Job:
Search the records for the word "JSON" and report each line that has it.

---+---

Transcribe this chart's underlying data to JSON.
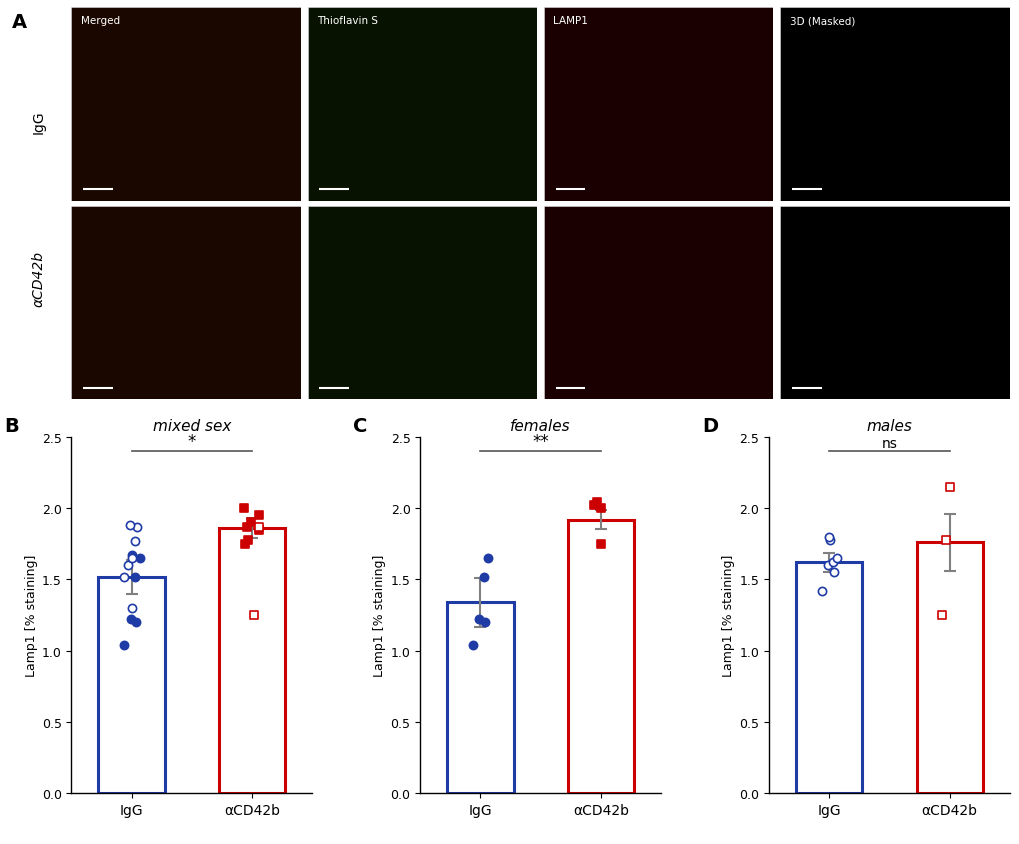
{
  "panel_B": {
    "title": "mixed sex",
    "IgG_bar_mean": 1.52,
    "IgG_bar_sem": 0.12,
    "aCD42b_bar_mean": 1.86,
    "aCD42b_bar_sem": 0.07,
    "IgG_filled_circles": [
      1.04,
      1.2,
      1.22,
      1.52,
      1.65,
      1.67
    ],
    "IgG_open_circles": [
      1.3,
      1.52,
      1.6,
      1.65,
      1.77,
      1.87,
      1.88
    ],
    "aCD42b_filled_squares": [
      1.75,
      1.78,
      1.85,
      1.87,
      1.9,
      1.95,
      2.0
    ],
    "aCD42b_open_squares": [
      1.25,
      1.87
    ],
    "sig_label": "*",
    "bar_color_IgG": "#1f3ba6",
    "bar_color_aCD42b": "#cc0000"
  },
  "panel_C": {
    "title": "females",
    "IgG_bar_mean": 1.34,
    "IgG_bar_sem": 0.17,
    "aCD42b_bar_mean": 1.92,
    "aCD42b_bar_sem": 0.065,
    "IgG_filled_circles": [
      1.04,
      1.2,
      1.22,
      1.52,
      1.65
    ],
    "IgG_open_circles": [],
    "aCD42b_filled_squares": [
      1.75,
      2.0,
      2.02,
      2.04
    ],
    "aCD42b_open_squares": [],
    "sig_label": "**",
    "bar_color_IgG": "#1f3ba6",
    "bar_color_aCD42b": "#cc0000"
  },
  "panel_D": {
    "title": "males",
    "IgG_bar_mean": 1.62,
    "IgG_bar_sem": 0.065,
    "aCD42b_bar_mean": 1.76,
    "aCD42b_bar_sem": 0.2,
    "IgG_filled_circles": [],
    "IgG_open_circles": [
      1.42,
      1.55,
      1.6,
      1.62,
      1.65,
      1.78,
      1.8
    ],
    "aCD42b_filled_squares": [],
    "aCD42b_open_squares": [
      1.25,
      1.78,
      2.15
    ],
    "sig_label": "ns",
    "bar_color_IgG": "#1f3ba6",
    "bar_color_aCD42b": "#cc0000"
  },
  "ylabel": "Lamp1 [% staining]",
  "ylim": [
    0,
    2.5
  ],
  "yticks": [
    0.0,
    0.5,
    1.0,
    1.5,
    2.0,
    2.5
  ],
  "xtick_labels": [
    "IgG",
    "αCD42b"
  ],
  "panel_labels": [
    "B",
    "C",
    "D"
  ],
  "sig_line_color": "#555555",
  "scatter_size": 35,
  "bar_linewidth": 2.2,
  "errorbar_linewidth": 1.5,
  "errorbar_capsize": 4,
  "micro_labels": [
    "Merged",
    "Thioflavin S",
    "LAMP1",
    "3D (Masked)"
  ],
  "row_labels": [
    "IgG",
    "αCD42b"
  ]
}
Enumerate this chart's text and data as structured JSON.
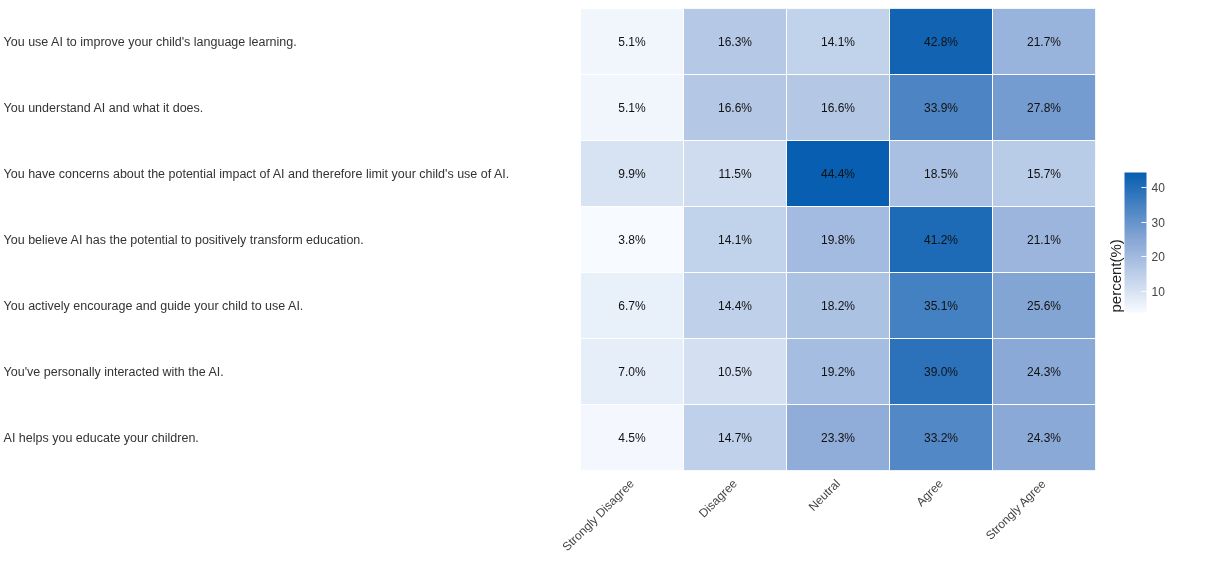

---+---

Exercise answer:
Transcribe this chart's underlying data to JSON.
Enumerate this chart's text and data as structured JSON.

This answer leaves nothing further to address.